PROMPT:
Filter the listing below, copying every line in which the word "this" appears.
'''
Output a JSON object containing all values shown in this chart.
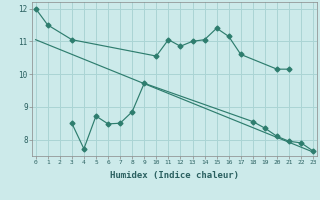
{
  "xlabel": "Humidex (Indice chaleur)",
  "bg_color": "#cceaea",
  "grid_color": "#aad4d4",
  "line_color": "#2e7d6e",
  "line1": {
    "x": [
      0,
      1,
      3,
      10,
      11,
      12,
      13,
      14,
      15,
      16,
      17,
      20,
      21
    ],
    "y": [
      12.0,
      11.5,
      11.05,
      10.55,
      11.05,
      10.85,
      11.0,
      11.05,
      11.4,
      11.15,
      10.6,
      10.15,
      10.15
    ]
  },
  "line2": {
    "x": [
      0,
      23
    ],
    "y": [
      11.05,
      7.62
    ]
  },
  "line3": {
    "x": [
      3,
      4,
      5,
      6,
      7,
      8,
      9,
      18,
      19,
      20,
      21,
      22,
      23
    ],
    "y": [
      8.5,
      7.72,
      8.72,
      8.48,
      8.5,
      8.85,
      9.72,
      8.55,
      8.35,
      8.1,
      7.95,
      7.9,
      7.65
    ]
  },
  "xlim": [
    0,
    23
  ],
  "ylim": [
    7.5,
    12.2
  ],
  "yticks": [
    8,
    9,
    10,
    11,
    12
  ],
  "xticks": [
    0,
    1,
    2,
    3,
    4,
    5,
    6,
    7,
    8,
    9,
    10,
    11,
    12,
    13,
    14,
    15,
    16,
    17,
    18,
    19,
    20,
    21,
    22,
    23
  ]
}
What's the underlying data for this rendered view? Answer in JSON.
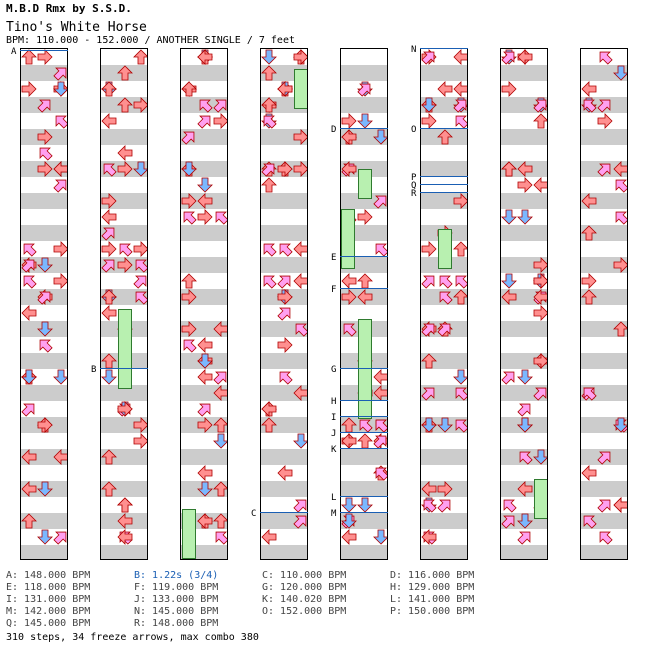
{
  "header": {
    "artist_line": "M.B.D Rmx by S.S.D.",
    "title": "Tino's White Horse",
    "info": "BPM: 110.000 - 152.000 / ANOTHER SINGLE / 7 feet"
  },
  "columns": [
    {
      "labels": [
        "A"
      ]
    },
    {
      "labels": [
        "B"
      ]
    },
    {
      "labels": []
    },
    {
      "labels": [
        "C"
      ]
    },
    {
      "labels": [
        "D",
        "E",
        "F",
        "G",
        "H",
        "I",
        "J",
        "K",
        "L",
        "M"
      ]
    },
    {
      "labels": [
        "N",
        "O",
        "P",
        "Q",
        "R"
      ]
    },
    {
      "labels": []
    },
    {
      "labels": []
    }
  ],
  "legend": [
    {
      "text": "A: 148.000 BPM",
      "hl": false
    },
    {
      "text": "B: 1.22s (3/4)",
      "hl": true
    },
    {
      "text": "C: 110.000 BPM",
      "hl": false
    },
    {
      "text": "D: 116.000 BPM",
      "hl": false
    },
    {
      "text": "E: 118.000 BPM",
      "hl": false
    },
    {
      "text": "F: 119.000 BPM",
      "hl": false
    },
    {
      "text": "G: 120.000 BPM",
      "hl": false
    },
    {
      "text": "H: 129.000 BPM",
      "hl": false
    },
    {
      "text": "I: 131.000 BPM",
      "hl": false
    },
    {
      "text": "J: 133.000 BPM",
      "hl": false
    },
    {
      "text": "K: 140.020 BPM",
      "hl": false
    },
    {
      "text": "L: 141.000 BPM",
      "hl": false
    },
    {
      "text": "M: 142.000 BPM",
      "hl": false
    },
    {
      "text": "N: 145.000 BPM",
      "hl": false
    },
    {
      "text": "O: 152.000 BPM",
      "hl": false
    },
    {
      "text": "P: 150.000 BPM",
      "hl": false
    },
    {
      "text": "Q: 145.000 BPM",
      "hl": false
    },
    {
      "text": "R: 148.000 BPM",
      "hl": false
    }
  ],
  "summary": "310 steps, 34 freeze arrows, max combo 380",
  "colors": {
    "left": "#ff9090",
    "down": "#7ab8ff",
    "up": "#ff9090",
    "right": "#ff9090",
    "pink": "#ffa0f0",
    "freeze": "#b8f0b0",
    "stripe": "#cccccc",
    "bpm_line": "#1a5fb4"
  }
}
'''
RESPONSE:
Output a JSON object containing all values shown in this chart.
What's the underlying data for this rendered view? Answer in JSON.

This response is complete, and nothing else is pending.